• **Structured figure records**
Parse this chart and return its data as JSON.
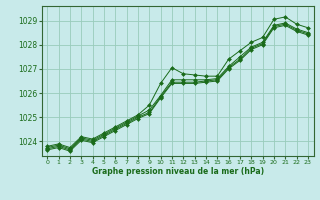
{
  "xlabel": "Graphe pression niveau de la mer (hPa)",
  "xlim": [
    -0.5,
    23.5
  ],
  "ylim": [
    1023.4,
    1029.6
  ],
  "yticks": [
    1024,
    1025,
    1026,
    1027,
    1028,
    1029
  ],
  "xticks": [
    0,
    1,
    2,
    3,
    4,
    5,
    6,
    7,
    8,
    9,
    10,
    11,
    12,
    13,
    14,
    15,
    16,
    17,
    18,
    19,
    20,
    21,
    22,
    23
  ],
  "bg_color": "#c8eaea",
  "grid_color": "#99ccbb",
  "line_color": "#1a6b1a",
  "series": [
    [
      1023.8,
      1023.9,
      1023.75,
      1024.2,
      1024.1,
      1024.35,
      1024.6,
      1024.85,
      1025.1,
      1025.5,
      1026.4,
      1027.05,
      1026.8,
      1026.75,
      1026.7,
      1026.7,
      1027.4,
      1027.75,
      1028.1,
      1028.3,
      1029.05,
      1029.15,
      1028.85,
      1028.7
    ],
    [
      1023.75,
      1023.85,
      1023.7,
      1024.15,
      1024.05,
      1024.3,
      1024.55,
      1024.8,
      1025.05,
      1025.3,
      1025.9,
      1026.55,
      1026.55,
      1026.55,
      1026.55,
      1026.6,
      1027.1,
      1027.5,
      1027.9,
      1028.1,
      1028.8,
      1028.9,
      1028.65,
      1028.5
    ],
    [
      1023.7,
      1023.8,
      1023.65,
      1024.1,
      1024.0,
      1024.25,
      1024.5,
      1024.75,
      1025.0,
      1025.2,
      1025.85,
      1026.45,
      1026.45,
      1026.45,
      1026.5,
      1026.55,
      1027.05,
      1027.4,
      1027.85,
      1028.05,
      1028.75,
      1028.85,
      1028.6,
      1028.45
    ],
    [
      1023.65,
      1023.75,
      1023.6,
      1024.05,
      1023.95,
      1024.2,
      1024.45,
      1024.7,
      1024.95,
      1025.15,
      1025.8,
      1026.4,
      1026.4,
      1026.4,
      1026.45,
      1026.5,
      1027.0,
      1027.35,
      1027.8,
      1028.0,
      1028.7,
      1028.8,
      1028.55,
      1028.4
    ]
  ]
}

...

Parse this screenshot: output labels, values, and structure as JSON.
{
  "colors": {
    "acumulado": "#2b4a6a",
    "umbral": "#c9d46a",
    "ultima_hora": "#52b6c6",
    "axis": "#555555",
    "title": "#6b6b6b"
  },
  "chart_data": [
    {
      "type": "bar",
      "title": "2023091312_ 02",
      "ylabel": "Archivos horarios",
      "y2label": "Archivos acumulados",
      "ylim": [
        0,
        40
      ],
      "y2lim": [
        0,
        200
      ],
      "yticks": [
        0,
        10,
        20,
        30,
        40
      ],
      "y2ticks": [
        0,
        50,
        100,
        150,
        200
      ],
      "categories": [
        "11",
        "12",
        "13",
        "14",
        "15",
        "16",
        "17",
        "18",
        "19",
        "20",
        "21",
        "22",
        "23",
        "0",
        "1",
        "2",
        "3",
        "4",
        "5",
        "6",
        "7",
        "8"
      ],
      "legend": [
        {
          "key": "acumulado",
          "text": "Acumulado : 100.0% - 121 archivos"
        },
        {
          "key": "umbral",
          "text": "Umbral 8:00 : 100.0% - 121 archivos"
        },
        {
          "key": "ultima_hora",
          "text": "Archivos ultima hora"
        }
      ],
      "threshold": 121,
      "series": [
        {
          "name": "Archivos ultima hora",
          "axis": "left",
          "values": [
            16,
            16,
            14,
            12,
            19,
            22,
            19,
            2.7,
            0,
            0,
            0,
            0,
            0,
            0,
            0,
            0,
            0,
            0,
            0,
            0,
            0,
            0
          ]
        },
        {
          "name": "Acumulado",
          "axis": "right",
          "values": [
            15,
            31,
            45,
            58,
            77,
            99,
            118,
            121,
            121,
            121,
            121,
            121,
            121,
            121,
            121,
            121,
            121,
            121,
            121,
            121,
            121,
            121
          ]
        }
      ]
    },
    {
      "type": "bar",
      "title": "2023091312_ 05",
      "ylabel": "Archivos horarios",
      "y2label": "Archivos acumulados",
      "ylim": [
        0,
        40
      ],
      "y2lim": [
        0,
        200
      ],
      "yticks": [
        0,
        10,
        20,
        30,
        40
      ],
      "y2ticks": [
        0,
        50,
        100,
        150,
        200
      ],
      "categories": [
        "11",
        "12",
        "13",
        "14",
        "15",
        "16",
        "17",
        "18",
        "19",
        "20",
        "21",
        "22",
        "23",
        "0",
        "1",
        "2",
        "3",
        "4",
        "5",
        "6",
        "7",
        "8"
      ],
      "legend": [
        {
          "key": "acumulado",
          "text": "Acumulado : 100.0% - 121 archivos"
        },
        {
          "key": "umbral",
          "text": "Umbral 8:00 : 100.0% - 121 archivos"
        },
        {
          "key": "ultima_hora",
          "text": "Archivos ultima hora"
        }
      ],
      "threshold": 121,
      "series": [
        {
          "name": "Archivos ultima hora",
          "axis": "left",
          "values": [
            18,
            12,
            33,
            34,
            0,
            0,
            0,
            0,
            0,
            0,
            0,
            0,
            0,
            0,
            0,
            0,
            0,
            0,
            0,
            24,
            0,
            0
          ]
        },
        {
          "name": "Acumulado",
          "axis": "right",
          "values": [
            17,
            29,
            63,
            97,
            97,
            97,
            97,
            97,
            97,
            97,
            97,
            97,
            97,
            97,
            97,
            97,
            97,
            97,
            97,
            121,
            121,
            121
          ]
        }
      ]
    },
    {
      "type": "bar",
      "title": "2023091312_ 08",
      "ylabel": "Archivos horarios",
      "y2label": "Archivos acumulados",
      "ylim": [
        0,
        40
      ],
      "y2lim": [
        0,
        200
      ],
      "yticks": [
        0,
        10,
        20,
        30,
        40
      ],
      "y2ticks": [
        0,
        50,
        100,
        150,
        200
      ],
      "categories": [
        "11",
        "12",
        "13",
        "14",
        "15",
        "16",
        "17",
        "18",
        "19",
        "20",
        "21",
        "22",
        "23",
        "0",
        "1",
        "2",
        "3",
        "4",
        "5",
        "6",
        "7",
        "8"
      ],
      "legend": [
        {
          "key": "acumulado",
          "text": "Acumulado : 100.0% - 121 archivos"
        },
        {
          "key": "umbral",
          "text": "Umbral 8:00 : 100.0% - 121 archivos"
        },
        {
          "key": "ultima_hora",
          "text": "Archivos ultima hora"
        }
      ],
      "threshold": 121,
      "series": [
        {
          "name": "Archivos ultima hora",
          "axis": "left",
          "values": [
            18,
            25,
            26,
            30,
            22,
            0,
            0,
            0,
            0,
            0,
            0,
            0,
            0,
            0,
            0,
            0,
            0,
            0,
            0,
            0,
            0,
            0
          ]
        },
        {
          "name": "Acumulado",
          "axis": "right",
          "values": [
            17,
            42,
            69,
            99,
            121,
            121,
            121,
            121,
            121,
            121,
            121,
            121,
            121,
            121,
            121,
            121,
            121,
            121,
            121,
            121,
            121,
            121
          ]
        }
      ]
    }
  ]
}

* * *

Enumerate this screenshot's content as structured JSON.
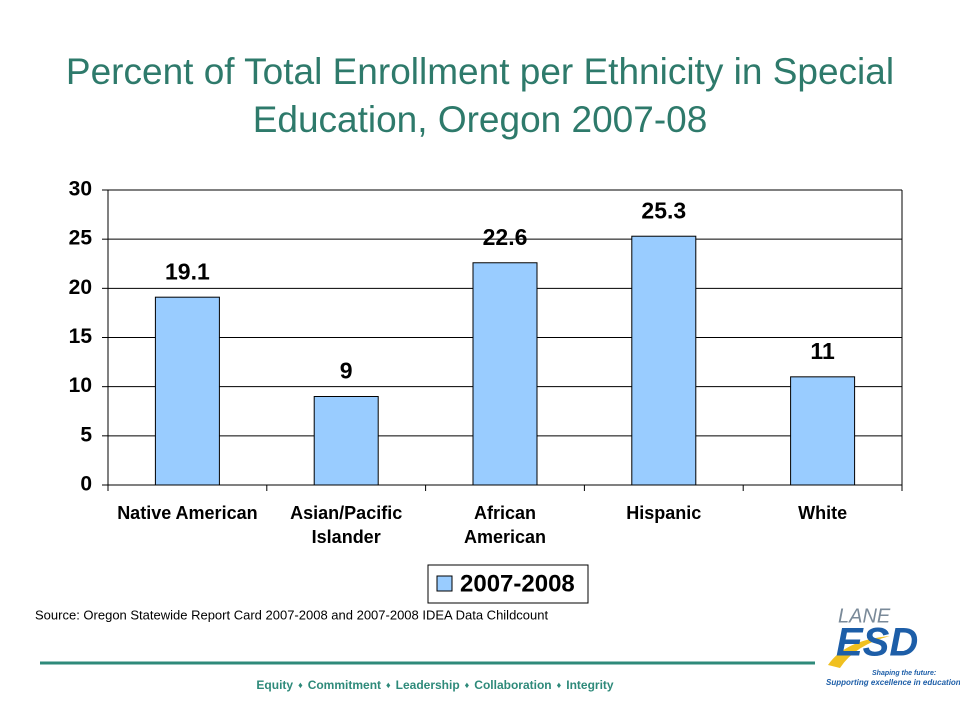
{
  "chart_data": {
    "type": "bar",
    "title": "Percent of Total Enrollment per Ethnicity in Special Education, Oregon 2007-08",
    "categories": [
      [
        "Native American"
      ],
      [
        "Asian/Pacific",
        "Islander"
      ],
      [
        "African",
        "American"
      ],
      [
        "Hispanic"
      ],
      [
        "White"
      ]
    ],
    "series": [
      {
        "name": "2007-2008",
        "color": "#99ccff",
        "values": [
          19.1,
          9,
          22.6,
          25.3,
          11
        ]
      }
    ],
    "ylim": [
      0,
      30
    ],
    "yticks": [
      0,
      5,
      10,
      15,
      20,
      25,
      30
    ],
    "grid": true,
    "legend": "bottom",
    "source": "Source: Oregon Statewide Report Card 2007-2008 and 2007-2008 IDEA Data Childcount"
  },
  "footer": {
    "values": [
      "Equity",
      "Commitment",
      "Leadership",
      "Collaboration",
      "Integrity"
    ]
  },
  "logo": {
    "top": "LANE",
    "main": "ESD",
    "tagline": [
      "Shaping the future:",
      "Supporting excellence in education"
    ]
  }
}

• **STATED PROBLEM**
Copy all lines from the data that hold the word "screenshot".

• **TASK OUTPUT**
Parse this screenshot: output labels, values, and structure as JSON.
Enumerate this screenshot's content as structured JSON.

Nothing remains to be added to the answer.